- STATED EXERCISE -
Look for the string "name" in every line, and copy each line that has it.
::::::::
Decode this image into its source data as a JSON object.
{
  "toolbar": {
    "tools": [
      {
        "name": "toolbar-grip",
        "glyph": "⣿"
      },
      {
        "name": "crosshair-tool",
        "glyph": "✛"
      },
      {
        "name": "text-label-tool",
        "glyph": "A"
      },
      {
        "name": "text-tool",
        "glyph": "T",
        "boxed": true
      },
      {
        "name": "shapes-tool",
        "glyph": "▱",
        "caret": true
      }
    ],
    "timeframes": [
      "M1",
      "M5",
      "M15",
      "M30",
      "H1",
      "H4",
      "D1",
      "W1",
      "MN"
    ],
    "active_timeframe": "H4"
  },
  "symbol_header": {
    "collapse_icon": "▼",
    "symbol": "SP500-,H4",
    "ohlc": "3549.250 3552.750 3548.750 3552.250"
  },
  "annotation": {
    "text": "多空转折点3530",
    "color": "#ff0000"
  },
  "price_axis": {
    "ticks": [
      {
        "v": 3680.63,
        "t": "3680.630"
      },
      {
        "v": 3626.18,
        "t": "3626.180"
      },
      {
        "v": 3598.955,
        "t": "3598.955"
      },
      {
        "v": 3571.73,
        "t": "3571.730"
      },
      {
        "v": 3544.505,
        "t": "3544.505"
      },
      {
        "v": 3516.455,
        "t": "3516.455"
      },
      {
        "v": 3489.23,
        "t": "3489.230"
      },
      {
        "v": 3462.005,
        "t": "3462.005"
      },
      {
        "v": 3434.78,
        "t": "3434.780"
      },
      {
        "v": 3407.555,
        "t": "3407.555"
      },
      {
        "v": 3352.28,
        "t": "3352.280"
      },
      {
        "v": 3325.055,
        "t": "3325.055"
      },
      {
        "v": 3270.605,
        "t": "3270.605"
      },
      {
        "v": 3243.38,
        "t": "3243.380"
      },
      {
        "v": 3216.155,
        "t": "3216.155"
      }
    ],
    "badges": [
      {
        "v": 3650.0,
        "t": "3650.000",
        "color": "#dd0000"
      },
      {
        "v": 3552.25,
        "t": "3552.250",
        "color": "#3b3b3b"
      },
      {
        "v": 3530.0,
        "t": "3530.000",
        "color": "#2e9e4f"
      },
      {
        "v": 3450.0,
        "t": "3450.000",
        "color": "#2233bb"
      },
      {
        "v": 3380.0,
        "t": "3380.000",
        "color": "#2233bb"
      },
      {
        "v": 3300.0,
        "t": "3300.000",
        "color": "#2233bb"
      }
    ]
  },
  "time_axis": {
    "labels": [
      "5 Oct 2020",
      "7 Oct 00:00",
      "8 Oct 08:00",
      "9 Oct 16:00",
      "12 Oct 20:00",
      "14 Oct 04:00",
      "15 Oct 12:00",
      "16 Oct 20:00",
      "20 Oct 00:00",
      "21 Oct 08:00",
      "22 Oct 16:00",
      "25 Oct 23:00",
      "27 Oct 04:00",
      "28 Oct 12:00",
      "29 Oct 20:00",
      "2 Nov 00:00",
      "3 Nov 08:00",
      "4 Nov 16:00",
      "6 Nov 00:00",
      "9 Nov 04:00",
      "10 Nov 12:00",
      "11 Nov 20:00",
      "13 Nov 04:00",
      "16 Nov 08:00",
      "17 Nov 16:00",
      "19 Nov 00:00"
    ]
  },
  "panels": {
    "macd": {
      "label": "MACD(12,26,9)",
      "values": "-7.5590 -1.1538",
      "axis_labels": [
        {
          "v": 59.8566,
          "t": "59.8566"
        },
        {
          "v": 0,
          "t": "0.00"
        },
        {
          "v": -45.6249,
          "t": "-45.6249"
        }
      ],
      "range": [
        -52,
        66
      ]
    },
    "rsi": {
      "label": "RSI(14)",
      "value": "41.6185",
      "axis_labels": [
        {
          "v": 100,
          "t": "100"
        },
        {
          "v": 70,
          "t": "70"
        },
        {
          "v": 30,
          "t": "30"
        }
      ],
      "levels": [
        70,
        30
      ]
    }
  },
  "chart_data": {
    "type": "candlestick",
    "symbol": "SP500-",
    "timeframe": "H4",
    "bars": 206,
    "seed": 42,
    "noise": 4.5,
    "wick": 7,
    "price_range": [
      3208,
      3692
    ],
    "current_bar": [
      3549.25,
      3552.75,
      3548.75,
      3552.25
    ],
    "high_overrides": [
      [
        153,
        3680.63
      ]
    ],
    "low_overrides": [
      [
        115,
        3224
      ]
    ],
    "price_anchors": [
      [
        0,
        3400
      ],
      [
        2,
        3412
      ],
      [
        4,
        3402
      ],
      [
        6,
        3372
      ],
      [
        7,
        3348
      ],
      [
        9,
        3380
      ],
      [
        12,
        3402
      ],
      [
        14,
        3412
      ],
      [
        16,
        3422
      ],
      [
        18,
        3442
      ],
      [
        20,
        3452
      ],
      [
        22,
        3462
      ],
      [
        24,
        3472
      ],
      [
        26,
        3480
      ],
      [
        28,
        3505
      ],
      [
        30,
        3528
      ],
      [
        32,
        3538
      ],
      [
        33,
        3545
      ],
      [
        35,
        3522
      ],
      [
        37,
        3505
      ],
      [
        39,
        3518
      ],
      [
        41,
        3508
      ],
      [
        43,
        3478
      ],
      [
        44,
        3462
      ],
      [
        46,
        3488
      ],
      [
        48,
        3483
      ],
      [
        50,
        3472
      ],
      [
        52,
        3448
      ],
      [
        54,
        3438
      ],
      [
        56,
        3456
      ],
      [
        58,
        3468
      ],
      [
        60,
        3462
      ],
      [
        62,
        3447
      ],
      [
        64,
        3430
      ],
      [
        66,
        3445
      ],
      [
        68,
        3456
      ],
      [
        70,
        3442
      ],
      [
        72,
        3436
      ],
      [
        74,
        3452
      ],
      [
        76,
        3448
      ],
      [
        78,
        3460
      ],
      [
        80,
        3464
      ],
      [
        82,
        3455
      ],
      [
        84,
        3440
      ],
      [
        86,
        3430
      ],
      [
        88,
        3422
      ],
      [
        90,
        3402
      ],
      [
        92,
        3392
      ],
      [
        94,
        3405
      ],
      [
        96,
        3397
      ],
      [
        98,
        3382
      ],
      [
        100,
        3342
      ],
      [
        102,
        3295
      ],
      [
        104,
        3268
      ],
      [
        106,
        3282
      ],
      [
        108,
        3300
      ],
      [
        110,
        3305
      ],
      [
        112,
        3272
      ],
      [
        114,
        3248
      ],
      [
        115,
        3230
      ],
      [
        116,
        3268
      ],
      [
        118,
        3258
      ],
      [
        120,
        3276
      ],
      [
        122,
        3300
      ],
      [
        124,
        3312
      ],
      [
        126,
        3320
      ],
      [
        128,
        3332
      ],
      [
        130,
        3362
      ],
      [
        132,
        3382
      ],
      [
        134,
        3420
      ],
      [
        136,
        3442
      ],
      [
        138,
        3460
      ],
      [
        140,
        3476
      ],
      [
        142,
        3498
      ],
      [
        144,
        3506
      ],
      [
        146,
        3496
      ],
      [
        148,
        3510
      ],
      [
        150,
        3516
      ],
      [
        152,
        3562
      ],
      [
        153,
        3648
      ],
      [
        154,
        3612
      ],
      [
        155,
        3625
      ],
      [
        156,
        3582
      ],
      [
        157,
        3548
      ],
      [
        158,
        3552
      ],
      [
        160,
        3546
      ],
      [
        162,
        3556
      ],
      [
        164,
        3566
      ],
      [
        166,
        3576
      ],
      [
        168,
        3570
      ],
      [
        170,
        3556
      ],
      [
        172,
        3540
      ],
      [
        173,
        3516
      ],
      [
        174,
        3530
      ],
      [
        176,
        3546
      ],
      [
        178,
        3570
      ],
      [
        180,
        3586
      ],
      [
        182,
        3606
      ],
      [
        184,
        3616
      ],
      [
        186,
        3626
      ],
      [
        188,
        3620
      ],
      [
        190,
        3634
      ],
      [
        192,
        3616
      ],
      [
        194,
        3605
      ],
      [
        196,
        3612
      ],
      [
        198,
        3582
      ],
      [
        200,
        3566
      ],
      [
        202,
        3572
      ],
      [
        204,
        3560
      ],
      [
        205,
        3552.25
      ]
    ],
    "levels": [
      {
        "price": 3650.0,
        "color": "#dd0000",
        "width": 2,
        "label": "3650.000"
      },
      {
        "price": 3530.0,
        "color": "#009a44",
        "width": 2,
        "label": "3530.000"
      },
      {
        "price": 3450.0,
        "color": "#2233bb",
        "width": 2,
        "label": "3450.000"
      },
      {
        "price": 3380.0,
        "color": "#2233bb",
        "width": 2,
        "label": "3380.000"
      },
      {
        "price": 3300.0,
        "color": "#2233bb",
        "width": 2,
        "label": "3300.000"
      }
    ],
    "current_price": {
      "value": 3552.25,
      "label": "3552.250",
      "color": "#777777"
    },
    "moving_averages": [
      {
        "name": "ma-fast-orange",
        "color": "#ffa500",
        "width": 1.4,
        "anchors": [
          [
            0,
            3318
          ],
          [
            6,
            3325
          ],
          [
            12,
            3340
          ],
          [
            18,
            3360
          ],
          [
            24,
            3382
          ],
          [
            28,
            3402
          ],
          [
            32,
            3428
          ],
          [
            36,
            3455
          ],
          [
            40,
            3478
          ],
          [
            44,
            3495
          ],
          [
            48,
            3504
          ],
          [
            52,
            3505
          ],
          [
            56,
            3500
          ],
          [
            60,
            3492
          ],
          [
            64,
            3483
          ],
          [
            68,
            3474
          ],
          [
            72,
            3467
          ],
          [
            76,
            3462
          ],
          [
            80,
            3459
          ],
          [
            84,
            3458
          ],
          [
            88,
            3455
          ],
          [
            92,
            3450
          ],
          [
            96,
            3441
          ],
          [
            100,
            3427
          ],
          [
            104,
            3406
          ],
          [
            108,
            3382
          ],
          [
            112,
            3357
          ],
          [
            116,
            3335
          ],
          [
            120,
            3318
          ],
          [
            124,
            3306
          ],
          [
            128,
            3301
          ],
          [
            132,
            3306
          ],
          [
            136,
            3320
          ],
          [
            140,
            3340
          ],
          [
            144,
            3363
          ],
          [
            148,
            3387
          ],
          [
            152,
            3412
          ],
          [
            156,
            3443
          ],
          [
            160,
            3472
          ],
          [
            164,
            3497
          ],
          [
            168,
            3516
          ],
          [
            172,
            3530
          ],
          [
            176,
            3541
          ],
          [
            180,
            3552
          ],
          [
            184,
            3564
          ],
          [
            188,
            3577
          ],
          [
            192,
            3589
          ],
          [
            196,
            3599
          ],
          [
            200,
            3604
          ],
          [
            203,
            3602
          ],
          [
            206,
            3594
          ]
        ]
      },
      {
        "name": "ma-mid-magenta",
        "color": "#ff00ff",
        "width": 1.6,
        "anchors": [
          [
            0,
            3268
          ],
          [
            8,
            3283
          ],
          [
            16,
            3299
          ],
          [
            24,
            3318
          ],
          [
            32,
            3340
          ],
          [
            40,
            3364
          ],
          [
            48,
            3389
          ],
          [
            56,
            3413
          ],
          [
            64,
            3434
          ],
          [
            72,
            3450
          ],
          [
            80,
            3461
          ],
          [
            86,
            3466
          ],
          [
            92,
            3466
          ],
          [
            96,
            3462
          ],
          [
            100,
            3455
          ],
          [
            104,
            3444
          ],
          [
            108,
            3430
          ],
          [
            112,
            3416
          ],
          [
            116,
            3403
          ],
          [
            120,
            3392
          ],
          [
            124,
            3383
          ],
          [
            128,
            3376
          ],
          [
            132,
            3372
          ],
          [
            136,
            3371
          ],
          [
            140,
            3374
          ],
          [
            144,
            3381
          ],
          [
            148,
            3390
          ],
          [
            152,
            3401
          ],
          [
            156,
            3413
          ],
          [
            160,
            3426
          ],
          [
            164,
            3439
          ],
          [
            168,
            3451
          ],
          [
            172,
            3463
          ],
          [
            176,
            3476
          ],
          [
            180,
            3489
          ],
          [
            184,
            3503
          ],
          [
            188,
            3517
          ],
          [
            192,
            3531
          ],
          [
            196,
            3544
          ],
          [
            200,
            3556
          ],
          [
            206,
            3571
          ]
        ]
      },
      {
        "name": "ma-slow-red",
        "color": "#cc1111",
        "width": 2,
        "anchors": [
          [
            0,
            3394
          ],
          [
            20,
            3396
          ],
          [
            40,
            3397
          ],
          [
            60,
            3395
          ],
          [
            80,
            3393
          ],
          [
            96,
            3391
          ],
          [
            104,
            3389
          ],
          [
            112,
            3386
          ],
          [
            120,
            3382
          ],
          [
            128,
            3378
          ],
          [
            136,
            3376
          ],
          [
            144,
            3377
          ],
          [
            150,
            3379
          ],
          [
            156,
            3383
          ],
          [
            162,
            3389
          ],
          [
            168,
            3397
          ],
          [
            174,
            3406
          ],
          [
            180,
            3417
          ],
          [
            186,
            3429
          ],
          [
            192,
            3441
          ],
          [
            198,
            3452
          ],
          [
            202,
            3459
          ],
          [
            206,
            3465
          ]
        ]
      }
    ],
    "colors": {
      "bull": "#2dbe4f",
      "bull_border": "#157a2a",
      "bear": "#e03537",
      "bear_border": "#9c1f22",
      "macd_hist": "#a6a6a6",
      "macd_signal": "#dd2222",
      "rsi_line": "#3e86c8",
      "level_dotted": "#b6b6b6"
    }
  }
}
::::::::
- SOLUTION TO THIS PROBLEM -
        "name": "toolbar-grip",
        "name": "crosshair-tool",
        "name": "text-label-tool",
        "name": "text-tool",
        "name": "shapes-tool",
        "name": "ma-fast-orange",
        "name": "ma-mid-magenta",
        "name": "ma-slow-red",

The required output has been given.